In the material below, find all lines with the string "Elevation" and copy them.
start
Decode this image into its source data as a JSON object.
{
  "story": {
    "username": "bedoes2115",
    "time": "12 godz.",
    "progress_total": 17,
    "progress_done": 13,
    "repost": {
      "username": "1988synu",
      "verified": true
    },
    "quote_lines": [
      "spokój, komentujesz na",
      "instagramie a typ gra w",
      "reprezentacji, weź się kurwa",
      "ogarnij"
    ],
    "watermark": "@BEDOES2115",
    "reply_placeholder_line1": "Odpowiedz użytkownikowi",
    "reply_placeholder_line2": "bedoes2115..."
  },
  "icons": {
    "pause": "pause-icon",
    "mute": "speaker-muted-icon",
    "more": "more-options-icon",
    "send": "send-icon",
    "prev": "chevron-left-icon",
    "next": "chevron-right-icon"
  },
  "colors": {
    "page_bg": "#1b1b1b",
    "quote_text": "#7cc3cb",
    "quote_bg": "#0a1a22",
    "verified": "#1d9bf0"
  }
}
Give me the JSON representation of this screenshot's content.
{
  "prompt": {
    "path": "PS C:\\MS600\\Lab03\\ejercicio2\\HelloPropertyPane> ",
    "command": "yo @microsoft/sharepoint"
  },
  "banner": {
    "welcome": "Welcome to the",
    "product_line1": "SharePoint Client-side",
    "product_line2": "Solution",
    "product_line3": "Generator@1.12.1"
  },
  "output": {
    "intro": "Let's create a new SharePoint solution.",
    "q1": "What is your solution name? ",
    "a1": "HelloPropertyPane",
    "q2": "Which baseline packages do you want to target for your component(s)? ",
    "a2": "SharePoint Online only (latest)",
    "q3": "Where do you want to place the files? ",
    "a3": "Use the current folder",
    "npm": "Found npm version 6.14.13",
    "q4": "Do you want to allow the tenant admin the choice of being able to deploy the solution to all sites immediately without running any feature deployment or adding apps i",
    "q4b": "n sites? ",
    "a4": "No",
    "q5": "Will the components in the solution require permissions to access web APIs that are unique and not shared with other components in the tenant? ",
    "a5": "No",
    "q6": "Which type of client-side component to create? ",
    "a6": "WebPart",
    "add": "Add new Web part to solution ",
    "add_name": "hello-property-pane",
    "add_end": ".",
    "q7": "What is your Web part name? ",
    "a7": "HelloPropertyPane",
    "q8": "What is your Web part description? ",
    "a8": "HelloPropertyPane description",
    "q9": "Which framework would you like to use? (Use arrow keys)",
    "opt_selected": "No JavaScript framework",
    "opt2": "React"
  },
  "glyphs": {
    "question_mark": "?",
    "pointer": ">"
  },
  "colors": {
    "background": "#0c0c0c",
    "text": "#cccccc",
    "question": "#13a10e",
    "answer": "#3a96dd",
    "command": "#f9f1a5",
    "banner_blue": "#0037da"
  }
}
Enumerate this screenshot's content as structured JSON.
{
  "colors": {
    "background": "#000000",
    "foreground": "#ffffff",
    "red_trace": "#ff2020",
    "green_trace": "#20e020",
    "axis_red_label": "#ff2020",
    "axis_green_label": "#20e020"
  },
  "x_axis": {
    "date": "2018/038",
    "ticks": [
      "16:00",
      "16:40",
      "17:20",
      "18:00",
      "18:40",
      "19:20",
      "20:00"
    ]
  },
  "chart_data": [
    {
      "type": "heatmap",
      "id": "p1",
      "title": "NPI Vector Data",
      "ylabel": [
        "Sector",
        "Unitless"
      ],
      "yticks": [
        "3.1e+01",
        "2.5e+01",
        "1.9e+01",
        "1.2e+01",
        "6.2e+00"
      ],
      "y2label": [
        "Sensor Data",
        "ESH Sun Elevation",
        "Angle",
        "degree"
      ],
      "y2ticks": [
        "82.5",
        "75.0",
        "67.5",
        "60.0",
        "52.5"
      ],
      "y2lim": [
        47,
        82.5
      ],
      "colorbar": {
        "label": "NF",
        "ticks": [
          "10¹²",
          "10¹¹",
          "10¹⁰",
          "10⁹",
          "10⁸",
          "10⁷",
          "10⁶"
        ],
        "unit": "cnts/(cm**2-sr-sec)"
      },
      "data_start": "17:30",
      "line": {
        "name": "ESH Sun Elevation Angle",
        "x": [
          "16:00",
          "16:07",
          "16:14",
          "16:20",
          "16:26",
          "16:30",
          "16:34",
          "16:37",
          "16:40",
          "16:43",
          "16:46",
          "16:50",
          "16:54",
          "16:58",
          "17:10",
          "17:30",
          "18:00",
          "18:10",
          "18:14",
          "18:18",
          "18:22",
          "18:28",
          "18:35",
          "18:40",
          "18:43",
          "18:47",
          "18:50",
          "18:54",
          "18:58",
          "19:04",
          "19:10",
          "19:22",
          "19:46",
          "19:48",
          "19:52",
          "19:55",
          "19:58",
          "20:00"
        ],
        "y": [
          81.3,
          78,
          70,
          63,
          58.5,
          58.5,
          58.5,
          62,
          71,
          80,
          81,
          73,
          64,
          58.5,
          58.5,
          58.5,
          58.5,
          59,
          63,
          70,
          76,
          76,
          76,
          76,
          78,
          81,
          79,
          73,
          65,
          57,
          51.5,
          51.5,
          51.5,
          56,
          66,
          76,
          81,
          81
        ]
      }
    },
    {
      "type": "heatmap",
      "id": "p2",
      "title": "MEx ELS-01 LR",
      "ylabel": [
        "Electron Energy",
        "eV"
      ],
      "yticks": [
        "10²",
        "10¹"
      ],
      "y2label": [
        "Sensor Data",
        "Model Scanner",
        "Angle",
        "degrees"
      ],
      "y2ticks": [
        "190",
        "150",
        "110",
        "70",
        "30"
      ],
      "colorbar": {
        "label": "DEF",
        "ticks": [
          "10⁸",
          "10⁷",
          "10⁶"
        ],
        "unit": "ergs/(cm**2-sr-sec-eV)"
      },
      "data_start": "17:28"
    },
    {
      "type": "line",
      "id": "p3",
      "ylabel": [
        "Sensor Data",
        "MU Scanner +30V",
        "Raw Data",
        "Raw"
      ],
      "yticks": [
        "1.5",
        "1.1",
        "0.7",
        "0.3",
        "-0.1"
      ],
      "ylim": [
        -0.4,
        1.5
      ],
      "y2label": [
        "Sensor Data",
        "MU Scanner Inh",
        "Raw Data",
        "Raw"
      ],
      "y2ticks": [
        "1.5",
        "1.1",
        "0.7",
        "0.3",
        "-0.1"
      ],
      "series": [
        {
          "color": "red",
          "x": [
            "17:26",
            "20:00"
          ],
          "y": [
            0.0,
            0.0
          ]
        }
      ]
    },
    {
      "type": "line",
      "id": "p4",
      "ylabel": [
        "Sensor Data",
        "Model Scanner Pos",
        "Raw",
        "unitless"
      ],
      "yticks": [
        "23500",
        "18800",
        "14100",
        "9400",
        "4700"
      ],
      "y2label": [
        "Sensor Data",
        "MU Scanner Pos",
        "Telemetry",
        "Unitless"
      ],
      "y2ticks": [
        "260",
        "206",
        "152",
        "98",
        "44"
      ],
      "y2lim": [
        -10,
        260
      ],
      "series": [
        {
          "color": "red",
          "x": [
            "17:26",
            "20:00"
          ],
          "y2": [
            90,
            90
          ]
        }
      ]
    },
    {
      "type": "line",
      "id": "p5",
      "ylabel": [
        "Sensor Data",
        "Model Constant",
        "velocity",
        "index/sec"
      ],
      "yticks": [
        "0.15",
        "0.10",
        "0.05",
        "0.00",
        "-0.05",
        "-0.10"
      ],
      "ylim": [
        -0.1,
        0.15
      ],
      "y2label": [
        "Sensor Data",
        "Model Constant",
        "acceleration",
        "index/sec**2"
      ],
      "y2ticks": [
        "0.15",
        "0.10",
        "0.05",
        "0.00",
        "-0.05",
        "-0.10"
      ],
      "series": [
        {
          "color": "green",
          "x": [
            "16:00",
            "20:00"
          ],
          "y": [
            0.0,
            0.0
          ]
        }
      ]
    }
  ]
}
end
◆ Written response:
        "ESH Sun Elevation",
        "name": "ESH Sun Elevation Angle",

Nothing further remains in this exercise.